⟨
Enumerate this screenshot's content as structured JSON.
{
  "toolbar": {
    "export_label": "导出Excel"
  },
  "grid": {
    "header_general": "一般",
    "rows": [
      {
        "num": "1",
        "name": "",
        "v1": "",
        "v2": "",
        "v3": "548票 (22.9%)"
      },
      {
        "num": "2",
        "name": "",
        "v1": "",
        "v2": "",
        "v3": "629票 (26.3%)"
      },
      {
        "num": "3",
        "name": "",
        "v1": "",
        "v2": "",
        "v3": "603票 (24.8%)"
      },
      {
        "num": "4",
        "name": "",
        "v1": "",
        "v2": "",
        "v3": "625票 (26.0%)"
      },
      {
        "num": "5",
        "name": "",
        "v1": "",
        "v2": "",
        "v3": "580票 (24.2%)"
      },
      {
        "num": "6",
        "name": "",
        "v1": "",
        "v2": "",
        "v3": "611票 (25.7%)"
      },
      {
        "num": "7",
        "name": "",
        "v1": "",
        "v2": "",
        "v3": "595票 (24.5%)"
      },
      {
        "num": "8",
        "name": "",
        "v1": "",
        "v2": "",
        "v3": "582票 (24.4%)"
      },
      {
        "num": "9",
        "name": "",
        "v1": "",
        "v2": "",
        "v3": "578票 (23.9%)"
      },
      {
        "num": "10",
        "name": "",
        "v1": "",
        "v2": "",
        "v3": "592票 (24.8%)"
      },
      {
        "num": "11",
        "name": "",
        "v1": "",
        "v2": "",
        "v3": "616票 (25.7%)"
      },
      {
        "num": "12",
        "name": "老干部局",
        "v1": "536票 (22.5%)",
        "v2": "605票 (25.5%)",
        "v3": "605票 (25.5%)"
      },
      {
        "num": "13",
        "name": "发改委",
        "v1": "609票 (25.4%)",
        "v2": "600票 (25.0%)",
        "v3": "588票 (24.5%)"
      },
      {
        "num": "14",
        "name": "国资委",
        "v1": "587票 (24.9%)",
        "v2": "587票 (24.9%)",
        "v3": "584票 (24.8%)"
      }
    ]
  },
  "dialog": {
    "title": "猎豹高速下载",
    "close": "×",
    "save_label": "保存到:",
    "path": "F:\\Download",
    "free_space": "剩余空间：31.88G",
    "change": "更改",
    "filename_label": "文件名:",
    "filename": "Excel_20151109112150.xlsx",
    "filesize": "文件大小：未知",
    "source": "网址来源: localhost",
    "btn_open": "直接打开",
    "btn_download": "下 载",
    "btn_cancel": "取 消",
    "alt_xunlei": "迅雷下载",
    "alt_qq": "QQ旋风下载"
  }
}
⟩
#### What is being asked
Restate the listing in full, word for word.

#### Result of the task
Enumerate this screenshot's content as structured JSON.
{
  "toolbar": {
    "export_label": "导出Excel"
  },
  "grid": {
    "header_general": "一般",
    "rows": [
      {
        "num": "1",
        "name": "",
        "v1": "",
        "v2": "",
        "v3": "548票 (22.9%)"
      },
      {
        "num": "2",
        "name": "",
        "v1": "",
        "v2": "",
        "v3": "629票 (26.3%)"
      },
      {
        "num": "3",
        "name": "",
        "v1": "",
        "v2": "",
        "v3": "603票 (24.8%)"
      },
      {
        "num": "4",
        "name": "",
        "v1": "",
        "v2": "",
        "v3": "625票 (26.0%)"
      },
      {
        "num": "5",
        "name": "",
        "v1": "",
        "v2": "",
        "v3": "580票 (24.2%)"
      },
      {
        "num": "6",
        "name": "",
        "v1": "",
        "v2": "",
        "v3": "611票 (25.7%)"
      },
      {
        "num": "7",
        "name": "",
        "v1": "",
        "v2": "",
        "v3": "595票 (24.5%)"
      },
      {
        "num": "8",
        "name": "",
        "v1": "",
        "v2": "",
        "v3": "582票 (24.4%)"
      },
      {
        "num": "9",
        "name": "",
        "v1": "",
        "v2": "",
        "v3": "578票 (23.9%)"
      },
      {
        "num": "10",
        "name": "",
        "v1": "",
        "v2": "",
        "v3": "592票 (24.8%)"
      },
      {
        "num": "11",
        "name": "",
        "v1": "",
        "v2": "",
        "v3": "616票 (25.7%)"
      },
      {
        "num": "12",
        "name": "老干部局",
        "v1": "536票 (22.5%)",
        "v2": "605票 (25.5%)",
        "v3": "605票 (25.5%)"
      },
      {
        "num": "13",
        "name": "发改委",
        "v1": "609票 (25.4%)",
        "v2": "600票 (25.0%)",
        "v3": "588票 (24.5%)"
      },
      {
        "num": "14",
        "name": "国资委",
        "v1": "587票 (24.9%)",
        "v2": "587票 (24.9%)",
        "v3": "584票 (24.8%)"
      }
    ]
  },
  "dialog": {
    "title": "猎豹高速下载",
    "close": "×",
    "save_label": "保存到:",
    "path": "F:\\Download",
    "free_space": "剩余空间：31.88G",
    "change": "更改",
    "filename_label": "文件名:",
    "filename": "Excel_20151109112150.xlsx",
    "filesize": "文件大小：未知",
    "source": "网址来源: localhost",
    "btn_open": "直接打开",
    "btn_download": "下 载",
    "btn_cancel": "取 消",
    "alt_xunlei": "迅雷下载",
    "alt_qq": "QQ旋风下载"
  }
}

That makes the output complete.